STORED RECORDS:
__________
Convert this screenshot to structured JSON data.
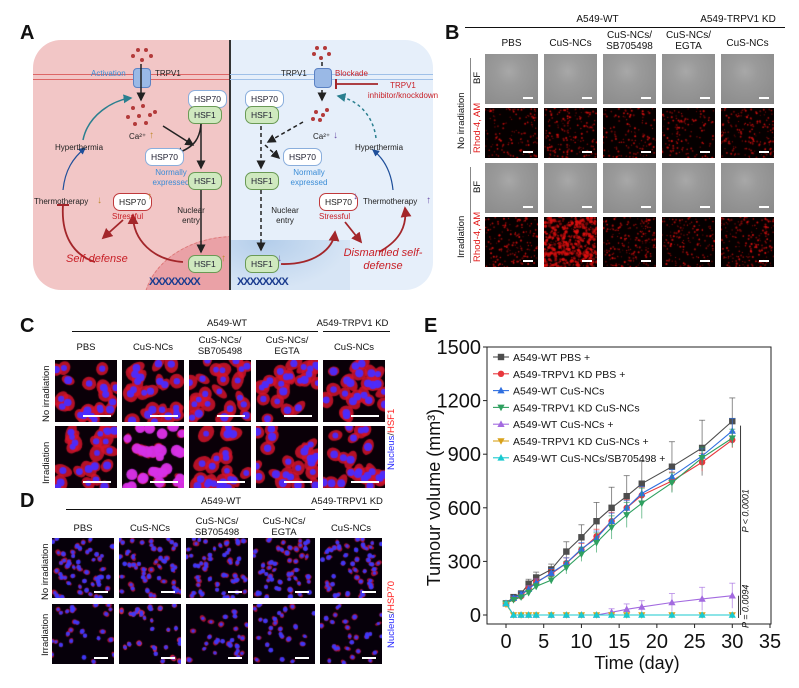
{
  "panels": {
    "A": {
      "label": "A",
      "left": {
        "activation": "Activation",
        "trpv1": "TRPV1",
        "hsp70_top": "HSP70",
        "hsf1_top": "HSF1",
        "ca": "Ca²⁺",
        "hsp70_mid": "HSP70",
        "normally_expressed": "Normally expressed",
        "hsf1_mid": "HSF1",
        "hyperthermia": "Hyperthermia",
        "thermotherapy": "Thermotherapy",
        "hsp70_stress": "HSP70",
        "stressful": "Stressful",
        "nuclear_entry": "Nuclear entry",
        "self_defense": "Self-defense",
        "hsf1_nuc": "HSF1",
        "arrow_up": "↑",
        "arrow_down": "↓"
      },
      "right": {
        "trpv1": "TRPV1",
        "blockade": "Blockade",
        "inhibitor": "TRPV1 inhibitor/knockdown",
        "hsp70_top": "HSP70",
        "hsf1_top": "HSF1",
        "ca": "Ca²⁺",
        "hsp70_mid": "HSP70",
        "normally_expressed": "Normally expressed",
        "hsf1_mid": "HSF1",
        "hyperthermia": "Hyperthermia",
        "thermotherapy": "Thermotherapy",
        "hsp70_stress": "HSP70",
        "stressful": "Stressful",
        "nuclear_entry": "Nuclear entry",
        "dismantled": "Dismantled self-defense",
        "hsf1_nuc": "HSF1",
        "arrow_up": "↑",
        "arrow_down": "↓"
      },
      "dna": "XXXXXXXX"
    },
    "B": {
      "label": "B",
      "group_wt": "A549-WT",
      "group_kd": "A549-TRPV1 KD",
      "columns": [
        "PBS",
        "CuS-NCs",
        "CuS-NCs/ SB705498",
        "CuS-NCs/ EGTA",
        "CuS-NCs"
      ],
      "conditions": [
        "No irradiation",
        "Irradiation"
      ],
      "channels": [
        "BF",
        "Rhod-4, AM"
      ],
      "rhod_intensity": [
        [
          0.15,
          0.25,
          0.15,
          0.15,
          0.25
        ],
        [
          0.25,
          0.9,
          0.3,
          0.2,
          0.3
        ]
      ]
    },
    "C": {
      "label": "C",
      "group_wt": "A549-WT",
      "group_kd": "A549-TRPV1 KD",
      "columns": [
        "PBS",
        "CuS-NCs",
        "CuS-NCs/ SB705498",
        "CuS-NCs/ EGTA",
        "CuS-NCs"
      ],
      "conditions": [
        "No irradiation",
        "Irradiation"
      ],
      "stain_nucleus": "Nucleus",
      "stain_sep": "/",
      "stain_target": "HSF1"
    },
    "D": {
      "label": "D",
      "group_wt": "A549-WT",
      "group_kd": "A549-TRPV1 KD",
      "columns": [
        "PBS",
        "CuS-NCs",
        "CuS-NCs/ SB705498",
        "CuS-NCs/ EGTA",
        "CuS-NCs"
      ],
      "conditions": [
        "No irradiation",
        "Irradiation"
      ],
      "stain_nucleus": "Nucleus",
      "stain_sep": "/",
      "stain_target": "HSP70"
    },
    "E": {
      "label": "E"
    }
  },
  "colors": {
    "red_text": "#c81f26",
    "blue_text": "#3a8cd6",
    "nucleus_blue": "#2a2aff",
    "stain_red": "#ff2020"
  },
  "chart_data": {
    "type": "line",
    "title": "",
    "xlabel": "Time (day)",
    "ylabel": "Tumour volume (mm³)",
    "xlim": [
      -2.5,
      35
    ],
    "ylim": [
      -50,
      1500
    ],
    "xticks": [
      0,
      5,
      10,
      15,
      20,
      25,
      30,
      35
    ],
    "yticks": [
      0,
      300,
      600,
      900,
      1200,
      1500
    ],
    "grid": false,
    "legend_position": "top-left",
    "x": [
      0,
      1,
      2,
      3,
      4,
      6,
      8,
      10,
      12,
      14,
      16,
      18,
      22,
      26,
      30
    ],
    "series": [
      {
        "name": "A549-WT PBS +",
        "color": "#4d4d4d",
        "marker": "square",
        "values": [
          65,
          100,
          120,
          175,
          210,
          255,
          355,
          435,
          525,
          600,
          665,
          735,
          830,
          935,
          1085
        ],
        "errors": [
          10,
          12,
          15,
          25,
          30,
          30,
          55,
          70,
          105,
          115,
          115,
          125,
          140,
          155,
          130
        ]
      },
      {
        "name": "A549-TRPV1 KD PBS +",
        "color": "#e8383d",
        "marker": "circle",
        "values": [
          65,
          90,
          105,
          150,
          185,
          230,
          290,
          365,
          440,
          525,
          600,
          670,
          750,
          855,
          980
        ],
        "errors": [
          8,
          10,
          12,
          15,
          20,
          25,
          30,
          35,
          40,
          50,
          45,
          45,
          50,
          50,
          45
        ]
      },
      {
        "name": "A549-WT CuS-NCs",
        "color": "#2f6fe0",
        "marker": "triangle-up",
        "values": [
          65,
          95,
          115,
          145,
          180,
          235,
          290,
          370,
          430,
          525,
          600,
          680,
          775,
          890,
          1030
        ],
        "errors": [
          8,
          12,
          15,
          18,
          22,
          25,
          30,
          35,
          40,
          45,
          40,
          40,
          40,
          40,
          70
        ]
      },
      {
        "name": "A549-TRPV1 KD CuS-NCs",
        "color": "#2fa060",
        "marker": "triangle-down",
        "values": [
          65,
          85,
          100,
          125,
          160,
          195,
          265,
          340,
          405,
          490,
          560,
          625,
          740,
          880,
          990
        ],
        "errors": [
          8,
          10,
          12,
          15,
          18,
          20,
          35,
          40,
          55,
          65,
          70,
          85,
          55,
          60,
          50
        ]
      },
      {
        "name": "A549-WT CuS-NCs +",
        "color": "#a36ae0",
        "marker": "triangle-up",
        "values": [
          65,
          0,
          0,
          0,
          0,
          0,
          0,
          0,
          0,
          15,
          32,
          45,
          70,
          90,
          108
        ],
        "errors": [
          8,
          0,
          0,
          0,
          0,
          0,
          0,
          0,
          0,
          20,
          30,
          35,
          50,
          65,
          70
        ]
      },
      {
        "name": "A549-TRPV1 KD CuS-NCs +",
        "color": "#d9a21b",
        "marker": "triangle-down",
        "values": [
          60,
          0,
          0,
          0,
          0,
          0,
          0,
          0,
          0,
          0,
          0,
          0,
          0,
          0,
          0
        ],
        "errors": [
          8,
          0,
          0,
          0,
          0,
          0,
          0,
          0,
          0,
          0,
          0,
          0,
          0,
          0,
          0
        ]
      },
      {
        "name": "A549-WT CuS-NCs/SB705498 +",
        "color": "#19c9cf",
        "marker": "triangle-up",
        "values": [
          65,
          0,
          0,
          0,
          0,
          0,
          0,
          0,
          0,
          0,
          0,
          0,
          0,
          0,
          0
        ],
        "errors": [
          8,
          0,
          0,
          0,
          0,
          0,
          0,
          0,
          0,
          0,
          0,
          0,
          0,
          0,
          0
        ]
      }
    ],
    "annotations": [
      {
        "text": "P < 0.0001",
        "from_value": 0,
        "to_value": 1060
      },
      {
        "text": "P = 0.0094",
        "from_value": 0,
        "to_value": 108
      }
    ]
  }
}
__________
Show each line of the listing that holds the string "defense".

        "self_defense": "Self-defense",
        "dismantled": "Dismantled self-defense",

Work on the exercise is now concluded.